Filter these entries so that only lines with the word "трубы" remain.

start Provided information

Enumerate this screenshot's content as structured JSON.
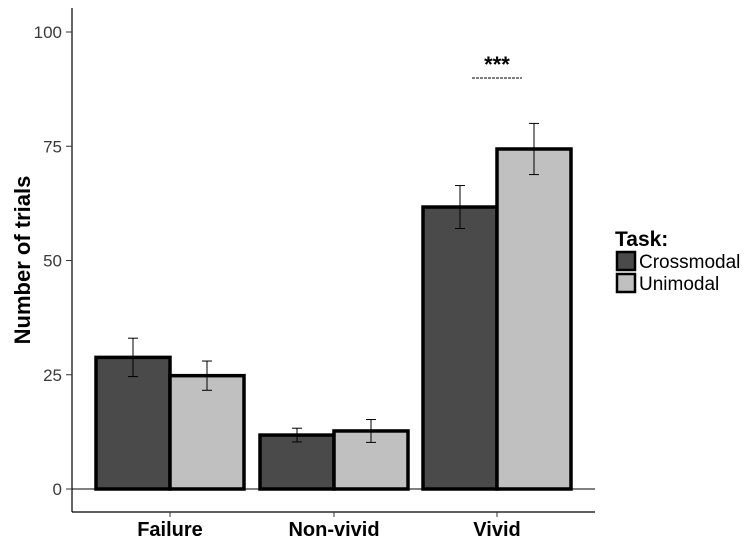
{
  "chart_data": {
    "type": "bar",
    "categories": [
      "Failure",
      "Non-vivid",
      "Vivid"
    ],
    "series": [
      {
        "name": "Crossmodal",
        "color": "#4a4a4a",
        "values": [
          28.8,
          11.8,
          61.7
        ],
        "error": [
          4.2,
          1.5,
          4.7
        ]
      },
      {
        "name": "Unimodal",
        "color": "#c0c0c0",
        "values": [
          24.8,
          12.7,
          74.4
        ],
        "error": [
          3.2,
          2.5,
          5.6
        ]
      }
    ],
    "xlabel": "",
    "ylabel": "Number of trials",
    "ylim": [
      0,
      105
    ],
    "yticks": [
      0,
      25,
      50,
      75,
      100
    ],
    "grid": false,
    "legend": {
      "title": "Task:",
      "placement": "right"
    },
    "annotations": [
      {
        "category": "Vivid",
        "text": "***"
      }
    ]
  }
}
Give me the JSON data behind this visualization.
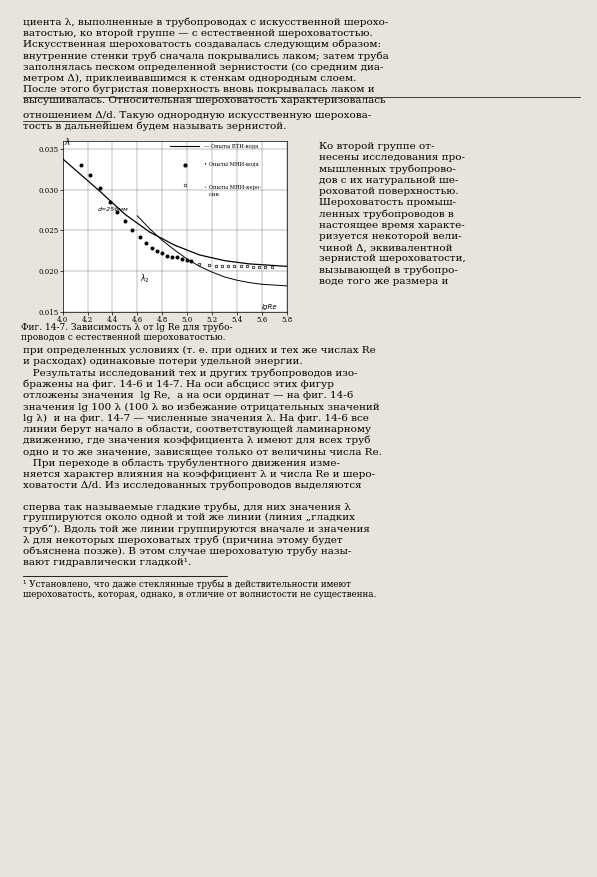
{
  "page_bg": "#e8e4dc",
  "chart_bg": "#ffffff",
  "chart_xlim": [
    4.0,
    5.8
  ],
  "chart_ylim": [
    0.015,
    0.036
  ],
  "chart_xticks": [
    4.0,
    4.2,
    4.4,
    4.6,
    4.8,
    5.0,
    5.2,
    5.4,
    5.6,
    5.8
  ],
  "chart_yticks": [
    0.015,
    0.02,
    0.025,
    0.03,
    0.035
  ],
  "line1_x": [
    4.0,
    4.15,
    4.3,
    4.5,
    4.7,
    4.9,
    5.1,
    5.3,
    5.5,
    5.7,
    5.8
  ],
  "line1_y": [
    0.0338,
    0.0318,
    0.0298,
    0.027,
    0.0248,
    0.0232,
    0.022,
    0.0213,
    0.0209,
    0.0207,
    0.0206
  ],
  "line2_x": [
    4.6,
    4.7,
    4.8,
    4.9,
    5.0,
    5.1,
    5.2,
    5.3,
    5.4,
    5.5,
    5.6,
    5.7,
    5.8
  ],
  "line2_y": [
    0.0268,
    0.0252,
    0.0238,
    0.0226,
    0.0215,
    0.0206,
    0.0199,
    0.0193,
    0.0189,
    0.0186,
    0.0184,
    0.0183,
    0.0182
  ],
  "scatter1_x": [
    4.15,
    4.22,
    4.3,
    4.38,
    4.44,
    4.5,
    4.56,
    4.62,
    4.67,
    4.72,
    4.76,
    4.8,
    4.84,
    4.88,
    4.92,
    4.96,
    5.0,
    5.03
  ],
  "scatter1_y": [
    0.033,
    0.0318,
    0.0302,
    0.0285,
    0.0273,
    0.0262,
    0.0251,
    0.0242,
    0.0235,
    0.0229,
    0.0225,
    0.0222,
    0.0219,
    0.0218,
    0.0217,
    0.0215,
    0.0214,
    0.0213
  ],
  "scatter2_x": [
    5.1,
    5.18,
    5.23,
    5.28,
    5.33,
    5.38,
    5.43,
    5.48,
    5.53,
    5.58,
    5.63,
    5.68
  ],
  "scatter2_y": [
    0.0209,
    0.0208,
    0.0207,
    0.0207,
    0.0207,
    0.0206,
    0.0206,
    0.0206,
    0.0205,
    0.0205,
    0.0205,
    0.0205
  ],
  "top_lines": [
    "циента λ, выполненные в трубопроводах с искусственной шерохо-",
    "ватостью, ко второй группе — с естественной шероховатостью.",
    "Искусственная шероховатость создавалась следующим образом:",
    "внутренние стенки труб сначала покрывались лаком; затем труба",
    "заполнялась песком определенной зернистости (со средним диа-",
    "метром Δ), приклеивавшимся к стенкам однородным слоем.",
    "После этого бугристая поверхность вновь покрывалась лаком и",
    "высушивалась. Относительная шероховатость характеризовалась"
  ],
  "mid_lines_left": [
    "отношением Δ/d. Такую однородную искусственную шерохова-",
    "тость в дальнейшем будем называть зернистой."
  ],
  "right_col_lines": [
    "Ко второй группе от-",
    "несены исследования про-",
    "мышленных трубопрово-",
    "дов с их натуральной ше-",
    "роховатой поверхностью.",
    "Шероховатость промыш-",
    "ленных трубопроводов в",
    "настоящее время характе-",
    "ризуется некоторой вели-",
    "чиной Δ, эквивалентной",
    "зернистой шероховатости,",
    "вызывающей в трубопро-",
    "воде того же размера и"
  ],
  "body_lines": [
    "при определенных условиях (т. е. при одних и тех же числах Re",
    "и расходах) одинаковые потери удельной энергии.",
    "   Результаты исследований тех и других трубопроводов изо-",
    "бражены на фиг. 14-6 и 14-7. На оси абсцисс этих фигур",
    "отложены значения  lg Re,  а на оси ординат — на фиг. 14-6",
    "значения lg 100 λ (100 λ во избежание отрицательных значений",
    "lg λ)  и на фиг. 14-7 — численные значения λ. На фиг. 14-6 все",
    "линии берут начало в области, соответствующей ламинарному",
    "движению, где значения коэффициента λ имеют для всех труб",
    "одно и то же значение, зависящее только от величины числа Re.",
    "   При переходе в область трубулентного движения изме-",
    "няется характер влияния на коэффициент λ и числа Re и шеро-",
    "ховатости Δ/d. Из исследованных трубопроводов выделяются"
  ],
  "smooth_lines": [
    "сперва так называемые гладкие трубы, для них значения λ",
    "группируются около одной и той же линии (линия „гладких",
    "труб“). Вдоль той же линии группируются вначале и значения",
    "λ для некоторых шероховатых труб (причина этому будет",
    "объяснена позже). В этом случае шероховатую трубу назы-",
    "вают гидравлически гладкой¹."
  ],
  "footnote_lines": [
    "¹ Установлено, что даже стеклянные трубы в действительности имеют",
    "шероховатость, которая, однако, в отличие от волнистости не существенна."
  ]
}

end Provided information

■ Exercise result
    "сперва так называемые гладкие трубы, для них значения λ",
    "¹ Установлено, что даже стеклянные трубы в действительности имеют",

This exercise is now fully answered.